Cosa fare
a) Quali date compaiono nel brano sulla sentenza della Cassazione? Elencale tutte.
b) Trascrivi senza modifiche le righe dei record da quella che contiene "button[interactable]: Back <box>0" giù fino a quella che contiene "staticText: 6 <box>42 468 58 508</box>", entrambe incluse.

Estratto della fonte
════════════════════
Una condomina si infortuna a causa di un dislivello dell’ascensore al piano. Malgrado l’impianto fosse stato più volte oggetto di segnalazioni da parte dei residenti del palazzo, nonché di interventi manutentivi, il Giudice di Pace assolve gli imputati dal reato di lesioni colpose. Il Pubblico Ministero, tuttavia, fa ricorso e la Cassazione lo accoglie. Vediamo perché.

——————

CORTE DI CASSAZIONE

Sez. IV pen, sent. n. 26581/2016,

ud. 8.4.2016

————–

RITENUTO IN FATTO 

1. Il Procuratore della Repubblica presso il Tribunale di Alessandria ricorre avverso la sentenza con la quale il Giudice di pace di Acqui Terme, in data 17 settembre 2015, ha assolto L.V. (e altri) dal reato di lesioni colpose, commesso il 29 novembre 2011 in danno di D.S.; le lesioni contestate erano state riportate dalla D.S. nell’uscire dall’ascensore condominiale, a causa del dislivello tra il piano di calpestio dell’ascensore e il piano terra ove la donna era arrivata: dislivello dovuto a malfunzionamento dell’impianto, ed in specie alla cattiva manutenzione dello stesso, ascritta agli imputati nelle loro rispettive qualità.
════════════════════
Estratti dei record
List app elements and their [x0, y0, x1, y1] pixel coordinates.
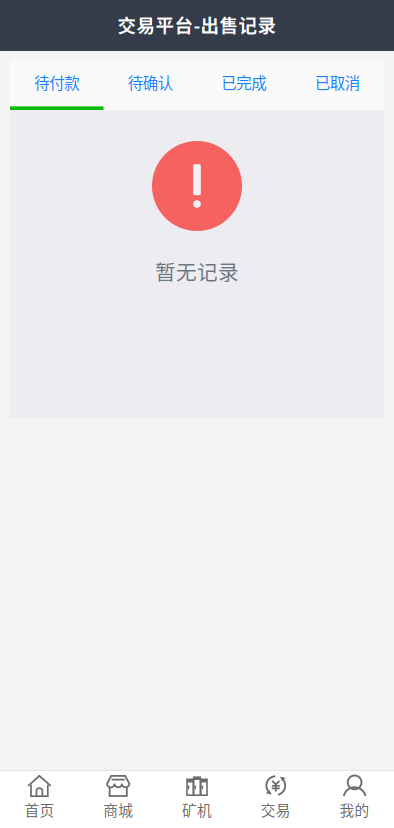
staticText: 待确认 — [128, 71, 173, 93]
button[interactable]: 交易 — [236, 771, 315, 828]
staticText: 首页 — [24, 799, 54, 820]
button[interactable]: 已取消 — [290, 60, 384, 110]
button[interactable]: 矿机 — [158, 771, 236, 828]
staticText: 矿机 — [182, 799, 212, 820]
staticText: 交易 — [261, 799, 291, 820]
staticText: 暂无记录 — [155, 256, 239, 286]
staticText: 待付款 — [34, 71, 79, 93]
staticText: 我的 — [340, 799, 370, 820]
button[interactable]: 首页 — [0, 771, 79, 828]
staticText: 商城 — [103, 799, 133, 820]
button[interactable]: 待确认 — [104, 60, 197, 110]
button[interactable]: 待付款 — [10, 60, 104, 110]
staticText: 已取消 — [315, 71, 360, 93]
button[interactable]: 我的 — [315, 771, 394, 828]
button[interactable]: 商城 — [79, 771, 158, 828]
staticText: 已完成 — [221, 71, 266, 93]
staticText: 交易平台-出售记录 — [118, 11, 276, 38]
button[interactable]: 已完成 — [197, 60, 290, 110]
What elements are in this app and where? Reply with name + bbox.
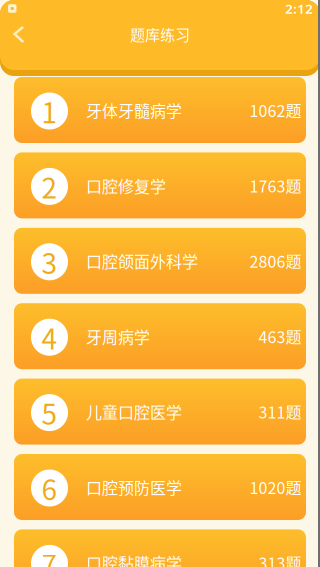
button[interactable]: Back <box>0 17 34 51</box>
staticText: 口腔修复学 <box>86 174 166 197</box>
button[interactable]: 1 <box>14 77 306 143</box>
staticText: 1020题 <box>250 475 302 499</box>
button[interactable]: 4 <box>14 303 306 369</box>
button[interactable]: 5 <box>14 379 306 445</box>
button[interactable]: 3 <box>14 228 306 294</box>
staticText: 口腔颌面外科学 <box>86 249 198 272</box>
button[interactable]: 6 <box>14 454 306 520</box>
staticText: 3 <box>42 242 58 282</box>
staticText: 6 <box>42 468 58 508</box>
staticText: 313题 <box>258 551 302 567</box>
staticText: 儿童口腔医学 <box>86 400 182 423</box>
staticText: 牙周病学 <box>86 325 150 348</box>
staticText: 1 <box>42 91 58 131</box>
button[interactable]: 7 <box>14 529 306 567</box>
staticText: 口腔黏膜病学 <box>86 551 182 567</box>
staticText: 7 <box>42 543 58 567</box>
staticText: 1763题 <box>250 174 302 197</box>
staticText: 463题 <box>258 325 302 348</box>
staticText: 2806题 <box>250 249 302 272</box>
staticText: 4 <box>42 317 58 357</box>
staticText: 题库练习 <box>130 23 190 45</box>
staticText: 口腔预防医学 <box>86 475 182 499</box>
staticText: 1062题 <box>250 98 302 122</box>
staticText: 5 <box>42 392 58 433</box>
staticText: 2:12 <box>285 0 313 17</box>
button[interactable]: 2 <box>14 152 306 218</box>
staticText: 2 <box>42 166 58 207</box>
staticText: 牙体牙髓病学 <box>86 98 182 122</box>
staticText: 311题 <box>258 400 302 423</box>
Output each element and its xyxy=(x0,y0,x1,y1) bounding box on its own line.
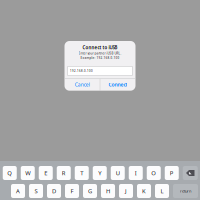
staticText: E xyxy=(44,169,47,177)
staticText: K xyxy=(142,187,146,195)
staticText: I xyxy=(135,169,137,177)
button[interactable]: return xyxy=(173,184,198,198)
button[interactable]: O xyxy=(147,166,161,180)
staticText: G xyxy=(88,187,92,195)
button[interactable]: T xyxy=(75,166,89,180)
staticText: Y xyxy=(98,169,101,177)
staticText: Cancel xyxy=(75,81,90,88)
staticText: 192.168.0.100 xyxy=(70,69,93,73)
staticText: O xyxy=(151,169,156,177)
staticText: U xyxy=(116,169,120,177)
button[interactable]: J xyxy=(119,184,133,198)
staticText: H xyxy=(106,187,110,195)
button[interactable]: E xyxy=(39,166,53,180)
staticText: Q xyxy=(7,169,12,177)
staticText: Connect to iUSB xyxy=(82,44,118,50)
staticText: P xyxy=(170,169,174,177)
button[interactable]: I xyxy=(129,166,143,180)
staticText: J xyxy=(125,187,127,195)
staticText: Connect xyxy=(108,81,127,88)
button[interactable]: U xyxy=(111,166,125,180)
button[interactable]: A xyxy=(11,184,25,198)
staticText: Enter your partner iUSB URL. xyxy=(78,51,122,55)
button[interactable]: G xyxy=(83,184,97,198)
button[interactable]: W xyxy=(21,166,35,180)
staticText: A xyxy=(16,187,20,195)
staticText: S xyxy=(34,187,38,195)
button[interactable]: L xyxy=(155,184,169,198)
button[interactable]: P xyxy=(165,166,179,180)
staticText: L xyxy=(160,187,164,195)
staticText: W xyxy=(25,169,30,177)
staticText: D xyxy=(52,187,56,195)
button[interactable]: H xyxy=(101,184,115,198)
staticText: return xyxy=(180,188,191,194)
button[interactable]: D xyxy=(47,184,61,198)
button[interactable]: Cancel xyxy=(64,79,100,91)
button[interactable]: Y xyxy=(93,166,107,180)
button[interactable]: R xyxy=(57,166,71,180)
button[interactable]: Q xyxy=(3,166,17,180)
button[interactable]: K xyxy=(137,184,151,198)
staticText: F xyxy=(70,187,74,195)
button[interactable]: Delete xyxy=(183,166,198,180)
button[interactable]: F xyxy=(65,184,79,198)
staticText: R xyxy=(62,169,66,177)
button[interactable]: Connect xyxy=(100,79,135,91)
button[interactable]: S xyxy=(29,184,43,198)
staticText: T xyxy=(80,169,83,177)
staticText: Example: 192.168.0.100 xyxy=(80,56,120,60)
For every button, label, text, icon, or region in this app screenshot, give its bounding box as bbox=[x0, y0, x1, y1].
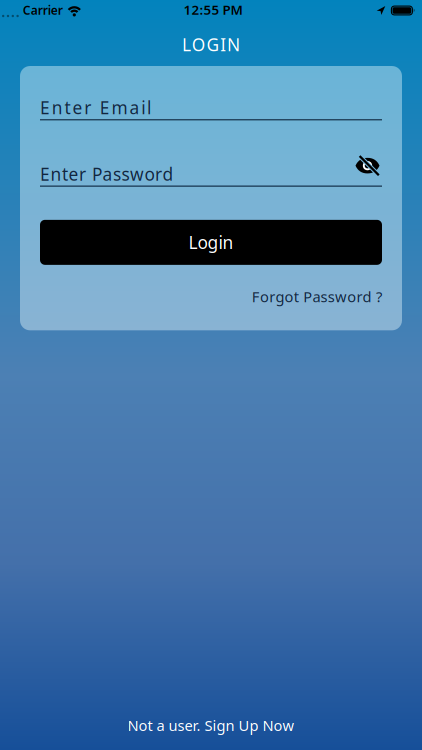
════════════════════
Risultati per compito
a)
8.4.2016
17 settembre 2015
29 novembre 2011

b)
button[interactable]: Back <box>0 17 34 51</box>
staticText: 口腔修复学 <box>86 174 166 197</box>
button[interactable]: 1 <box>14 77 306 143</box>
staticText: 1020题 <box>250 475 302 499</box>
button[interactable]: 4 <box>14 303 306 369</box>
button[interactable]: 5 <box>14 379 306 445</box>
button[interactable]: 3 <box>14 228 306 294</box>
staticText: 口腔颌面外科学 <box>86 249 198 272</box>
button[interactable]: 6 <box>14 454 306 520</box>
staticText: 3 <box>42 242 58 282</box>
staticText: 6 <box>42 468 58 508</box>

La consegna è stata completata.